■ Written instruction: Render the part of the entries that opens with the line containing "section-label: Linkages — [38, 485, 119, 504]" and closes with the line containing "x-tick-label: July — [696, 425, 726, 441]" as a Markdown table with the columns Row and Content, skipping any blank lines.

■ Records to use:
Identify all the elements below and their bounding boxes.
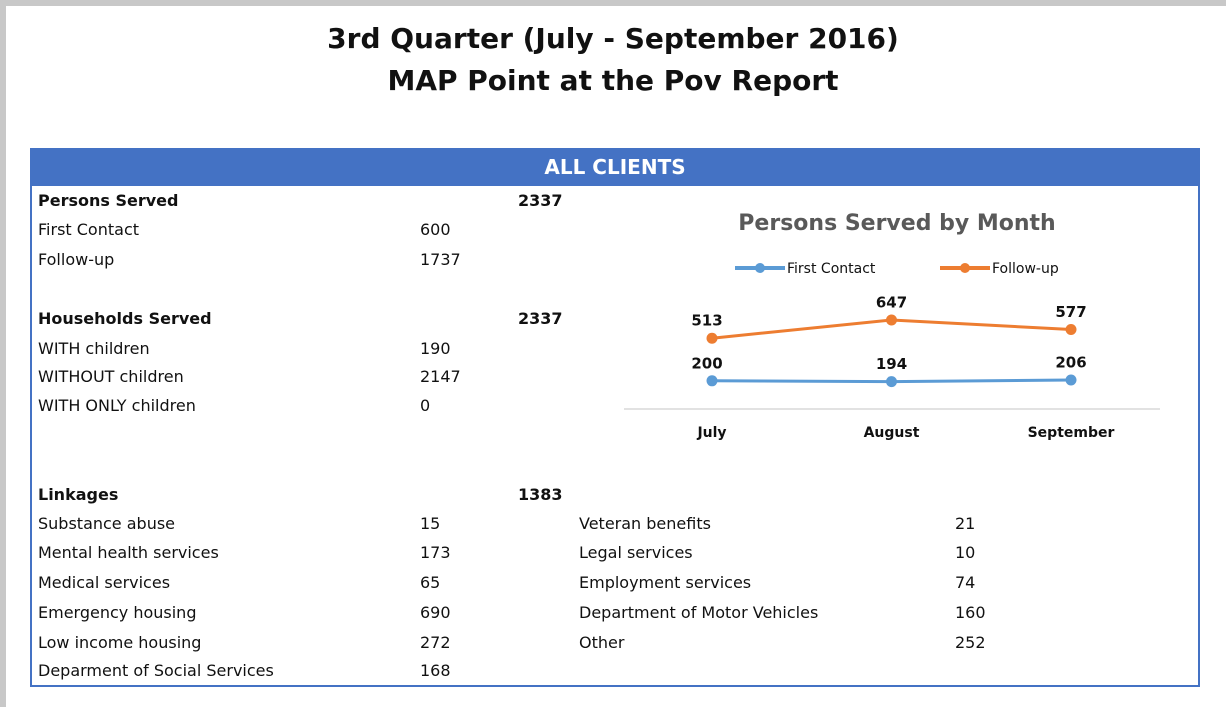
section-label: Linkages — [38, 485, 119, 504]
section-label: Persons Served — [38, 191, 179, 210]
row-label: Deparment of Social Services — [38, 661, 274, 680]
point — [886, 376, 897, 388]
row-label: WITHOUT children — [38, 367, 184, 386]
row-value: 600 — [420, 220, 451, 239]
row-label: First Contact — [38, 220, 140, 239]
x-tick-label: August — [864, 425, 920, 441]
title: 3rd Quarter (July - September 2016) — [327, 22, 899, 55]
row-value: 272 — [420, 633, 451, 652]
row-value: 252 — [955, 633, 986, 652]
section-total: 2337 — [518, 309, 563, 328]
row-value: 65 — [420, 573, 441, 592]
point — [1065, 374, 1077, 386]
row-value: 2147 — [420, 367, 461, 386]
row-label: Department of Motor Vehicles — [579, 603, 819, 622]
row-value: 74 — [955, 573, 976, 592]
row-label: WITH children — [38, 339, 150, 358]
row-label: Substance abuse — [38, 514, 176, 533]
row-label: Medical services — [38, 573, 171, 592]
x-tick-label: July — [696, 425, 726, 441]
data-label: 577 — [1055, 303, 1086, 321]
section-total: 2337 — [518, 191, 563, 210]
row-value: 10 — [955, 543, 976, 562]
row-value: 168 — [420, 661, 451, 680]
row-label: Follow-up — [38, 250, 115, 269]
row-label: Veteran benefits — [579, 514, 711, 533]
point — [1065, 324, 1077, 336]
data-label: 194 — [876, 355, 907, 373]
data-label: 206 — [1055, 353, 1086, 371]
point — [886, 314, 897, 326]
row-value: 690 — [420, 603, 451, 622]
data-label: 647 — [876, 294, 907, 312]
banner: ALL CLIENTS — [30, 148, 1200, 186]
legend-marker — [960, 263, 970, 273]
row-label: Low income housing — [38, 633, 202, 652]
row-value: 190 — [420, 339, 451, 358]
point — [706, 332, 718, 344]
data-label: 513 — [691, 312, 722, 330]
section-total: 1383 — [518, 485, 563, 504]
row-value: 173 — [420, 543, 451, 562]
legend-marker — [755, 263, 765, 273]
row-value: 15 — [420, 514, 441, 533]
row-label: Legal services — [579, 543, 693, 562]
data-label: 200 — [691, 354, 722, 372]
row-label: Employment services — [579, 573, 752, 592]
row-label: Emergency housing — [38, 603, 197, 622]
row-label: Other — [579, 633, 625, 652]
row-value: 160 — [955, 603, 986, 622]
row-value: 0 — [420, 396, 431, 415]
point — [706, 375, 718, 387]
x-tick-label: September — [1028, 425, 1115, 441]
legend-label: Follow-up — [992, 261, 1059, 277]
chart-title: Persons Served by Month — [738, 211, 1055, 236]
row-label: Mental health services — [38, 543, 219, 562]
row-value: 1737 — [420, 250, 461, 269]
row-label: WITH ONLY children — [38, 396, 196, 415]
subtitle: MAP Point at the Pov Report — [387, 64, 839, 97]
row-value: 21 — [955, 514, 976, 533]
legend-label: First Contact — [787, 261, 876, 277]
section-label: Households Served — [38, 309, 212, 328]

■ The completed task:
| Row | Content |
|---|---|
| 1 | section-label: Linkages — [38, 485, 119, 504] |
| 2 | section-label: Persons Served — [38, 191, 179, 210] |
| 3 | row-label: Deparment of Social Services — [38, 661, 274, 680] |
| 4 | point — [886, 376, 897, 388] |
| 5 | row-label: WITHOUT children — [38, 367, 184, 386] |
| 6 | row-value: 600 — [420, 220, 451, 239] |
| 7 | row-label: First Contact — [38, 220, 140, 239] |
| 8 | x-tick-label: August — [864, 425, 920, 441] |
| 9 | title: 3rd Quarter (July - September 2016) — [327, 22, 899, 55] |
| 10 | row-value: 272 — [420, 633, 451, 652] |
| 11 | row-value: 252 — [955, 633, 986, 652] |
| 12 | section-total: 2337 — [518, 309, 563, 328] |
| 13 | row-value: 65 — [420, 573, 441, 592] |
| 14 | point — [1065, 374, 1077, 386] |
| 15 | row-value: 2147 — [420, 367, 461, 386] |
| 16 | row-label: Department of Motor Vehicles — [579, 603, 819, 622] |
| 17 | row-value: 74 — [955, 573, 976, 592] |
| 18 | row-label: WITH children — [38, 339, 150, 358] |
| 19 | row-label: Substance abuse — [38, 514, 176, 533] |
| 20 | row-label: Medical services — [38, 573, 171, 592] |
| 21 | x-tick-label: July — [696, 425, 726, 441] |